──────── Source records
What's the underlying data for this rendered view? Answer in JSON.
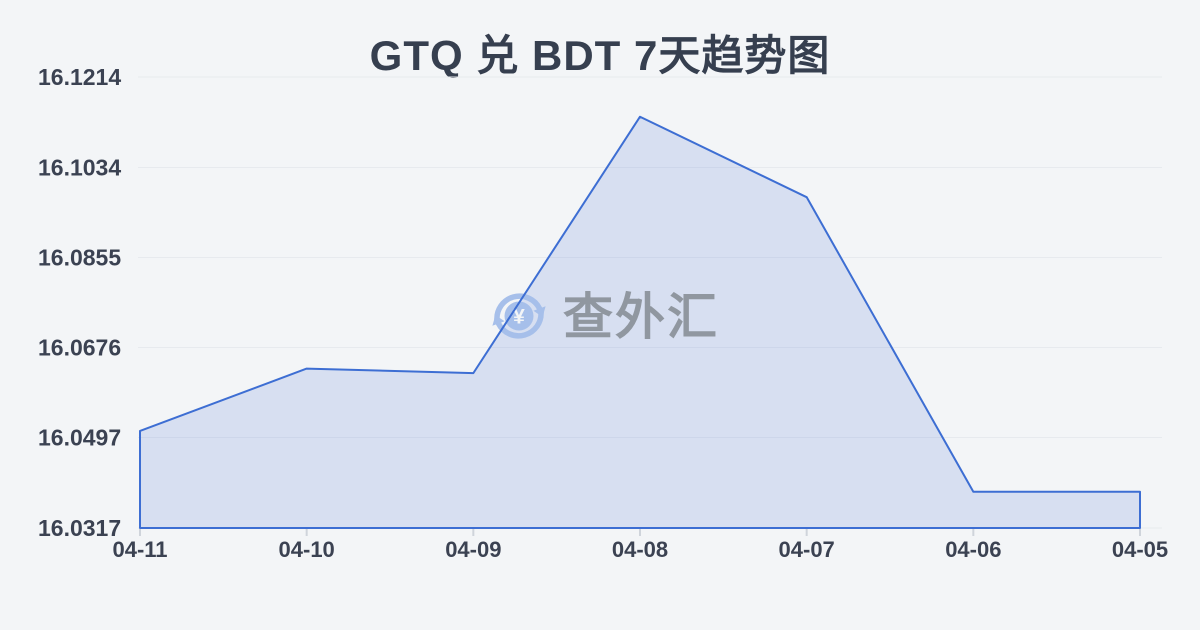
{
  "page": {
    "background_color": "#f3f5f7"
  },
  "chart_data": {
    "type": "area",
    "title": "GTQ 兑 BDT 7天趋势图",
    "categories": [
      "04-11",
      "04-10",
      "04-09",
      "04-08",
      "04-07",
      "04-06",
      "04-05"
    ],
    "values": [
      16.051,
      16.0634,
      16.0625,
      16.1135,
      16.0975,
      16.0389,
      16.0389
    ],
    "y_ticks": [
      "16.0317",
      "16.0497",
      "16.0676",
      "16.0855",
      "16.1034",
      "16.1214"
    ],
    "ylim": [
      16.0317,
      16.1214
    ],
    "xlabel": "",
    "ylabel": "",
    "grid": true,
    "legend": "none",
    "title_color": "#363f4f",
    "axis_label_color": "#3b4252",
    "line_color": "#3d6ed3",
    "fill_color": "#4c76d4",
    "fill_opacity": 0.17,
    "grid_color": "#e7eaee",
    "tick_color": "#cfd4db"
  },
  "watermark": {
    "text": "查外汇",
    "currency_symbol": "¥",
    "icon": "currency-exchange-icon",
    "icon_color": "#a6bfea",
    "text_color": "#9097a0"
  }
}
────────────────
Repeat the data exactly in full, omitting its pictures.

- _Correct output_:
What's the underlying data for this rendered view? Answer in JSON.
{
  "page": {
    "background_color": "#f3f5f7"
  },
  "chart_data": {
    "type": "area",
    "title": "GTQ 兑 BDT 7天趋势图",
    "categories": [
      "04-11",
      "04-10",
      "04-09",
      "04-08",
      "04-07",
      "04-06",
      "04-05"
    ],
    "values": [
      16.051,
      16.0634,
      16.0625,
      16.1135,
      16.0975,
      16.0389,
      16.0389
    ],
    "y_ticks": [
      "16.0317",
      "16.0497",
      "16.0676",
      "16.0855",
      "16.1034",
      "16.1214"
    ],
    "ylim": [
      16.0317,
      16.1214
    ],
    "xlabel": "",
    "ylabel": "",
    "grid": true,
    "legend": "none",
    "title_color": "#363f4f",
    "axis_label_color": "#3b4252",
    "line_color": "#3d6ed3",
    "fill_color": "#4c76d4",
    "fill_opacity": 0.17,
    "grid_color": "#e7eaee",
    "tick_color": "#cfd4db"
  },
  "watermark": {
    "text": "查外汇",
    "currency_symbol": "¥",
    "icon": "currency-exchange-icon",
    "icon_color": "#a6bfea",
    "text_color": "#9097a0"
  }
}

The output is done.